=== AIM ===
Convert the items below into a JSON list of strings, one string per line with blank lines omitted. Start with the very first line and go on through the line containing "stat-label: Resultado [1063,620,1203,655]", including both of those lines.

### RECORD LIST

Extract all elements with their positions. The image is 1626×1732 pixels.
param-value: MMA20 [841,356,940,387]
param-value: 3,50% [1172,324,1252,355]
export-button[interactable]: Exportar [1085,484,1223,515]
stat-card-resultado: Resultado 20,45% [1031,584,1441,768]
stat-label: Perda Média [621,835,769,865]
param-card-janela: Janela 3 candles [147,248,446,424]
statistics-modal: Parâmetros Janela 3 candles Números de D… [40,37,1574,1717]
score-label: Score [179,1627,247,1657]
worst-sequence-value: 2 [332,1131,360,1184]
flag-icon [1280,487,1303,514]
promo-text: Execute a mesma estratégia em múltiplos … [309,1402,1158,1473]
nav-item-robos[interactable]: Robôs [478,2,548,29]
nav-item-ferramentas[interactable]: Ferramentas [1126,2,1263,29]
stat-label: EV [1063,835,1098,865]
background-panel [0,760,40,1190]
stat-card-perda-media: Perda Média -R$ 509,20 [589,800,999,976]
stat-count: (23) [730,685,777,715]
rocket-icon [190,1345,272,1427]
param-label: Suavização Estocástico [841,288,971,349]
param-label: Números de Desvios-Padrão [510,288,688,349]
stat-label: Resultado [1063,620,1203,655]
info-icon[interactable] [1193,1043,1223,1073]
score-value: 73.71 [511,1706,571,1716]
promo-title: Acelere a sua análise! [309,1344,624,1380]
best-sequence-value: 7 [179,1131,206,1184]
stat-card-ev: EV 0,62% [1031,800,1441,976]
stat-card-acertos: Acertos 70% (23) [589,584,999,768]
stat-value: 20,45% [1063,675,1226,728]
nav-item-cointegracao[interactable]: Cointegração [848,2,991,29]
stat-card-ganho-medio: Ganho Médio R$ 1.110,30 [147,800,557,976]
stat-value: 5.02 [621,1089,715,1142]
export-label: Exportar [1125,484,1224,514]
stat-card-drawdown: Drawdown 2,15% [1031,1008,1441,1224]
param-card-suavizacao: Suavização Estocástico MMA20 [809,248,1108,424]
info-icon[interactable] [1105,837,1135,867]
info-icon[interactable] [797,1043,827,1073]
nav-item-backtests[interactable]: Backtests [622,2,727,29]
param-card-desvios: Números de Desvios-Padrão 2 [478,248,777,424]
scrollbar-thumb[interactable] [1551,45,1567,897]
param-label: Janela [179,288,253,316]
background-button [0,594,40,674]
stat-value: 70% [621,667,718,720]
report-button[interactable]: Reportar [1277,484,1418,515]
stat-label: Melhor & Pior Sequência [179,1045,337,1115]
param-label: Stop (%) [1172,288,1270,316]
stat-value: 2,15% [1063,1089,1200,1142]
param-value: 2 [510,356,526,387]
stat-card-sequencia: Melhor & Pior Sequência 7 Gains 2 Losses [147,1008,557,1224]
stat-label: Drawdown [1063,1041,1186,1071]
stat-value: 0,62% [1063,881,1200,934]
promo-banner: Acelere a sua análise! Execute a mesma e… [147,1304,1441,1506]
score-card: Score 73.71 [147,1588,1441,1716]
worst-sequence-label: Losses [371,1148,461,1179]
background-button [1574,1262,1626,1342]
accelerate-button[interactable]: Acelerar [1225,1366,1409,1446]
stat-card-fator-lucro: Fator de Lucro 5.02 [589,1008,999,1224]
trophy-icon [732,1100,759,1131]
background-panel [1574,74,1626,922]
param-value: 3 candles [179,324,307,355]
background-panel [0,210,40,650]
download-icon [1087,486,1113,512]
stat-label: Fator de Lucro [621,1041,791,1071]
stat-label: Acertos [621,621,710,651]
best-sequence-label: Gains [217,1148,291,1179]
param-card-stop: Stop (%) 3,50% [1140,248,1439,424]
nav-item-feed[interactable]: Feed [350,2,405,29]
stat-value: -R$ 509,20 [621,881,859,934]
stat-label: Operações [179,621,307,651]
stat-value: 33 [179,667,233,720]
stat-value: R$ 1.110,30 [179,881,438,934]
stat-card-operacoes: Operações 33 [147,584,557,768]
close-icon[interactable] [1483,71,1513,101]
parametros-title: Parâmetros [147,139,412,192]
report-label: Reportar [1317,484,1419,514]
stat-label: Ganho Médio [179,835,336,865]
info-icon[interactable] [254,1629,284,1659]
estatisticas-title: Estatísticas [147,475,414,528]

######

=== RESPONSE TO THIS TASK ===
[
  "Extract all elements with their positions. The image is 1626×1732 pixels.",
  "param-value: MMA20 [841,356,940,387]",
  "param-value: 3,50% [1172,324,1252,355]",
  "export-button[interactable]: Exportar [1085,484,1223,515]",
  "stat-card-resultado: Resultado 20,45% [1031,584,1441,768]",
  "stat-label: Perda Média [621,835,769,865]",
  "param-card-janela: Janela 3 candles [147,248,446,424]",
  "statistics-modal: Parâmetros Janela 3 candles Números de D… [40,37,1574,1717]",
  "score-label: Score [179,1627,247,1657]",
  "worst-sequence-value: 2 [332,1131,360,1184]",
  "flag-icon [1280,487,1303,514]",
  "promo-text: Execute a mesma estratégia em múltiplos … [309,1402,1158,1473]",
  "nav-item-robos[interactable]: Robôs [478,2,548,29]",
  "nav-item-ferramentas[interactable]: Ferramentas [1126,2,1263,29]",
  "stat-label: EV [1063,835,1098,865]",
  "background-panel [0,760,40,1190]",
  "stat-card-perda-media: Perda Média -R$ 509,20 [589,800,999,976]",
  "stat-count: (23) [730,685,777,715]",
  "rocket-icon [190,1345,272,1427]",
  "param-label: Suavização Estocástico [841,288,971,349]",
  "param-label: Números de Desvios-Padrão [510,288,688,349]",
  "stat-label: Resultado [1063,620,1203,655]"
]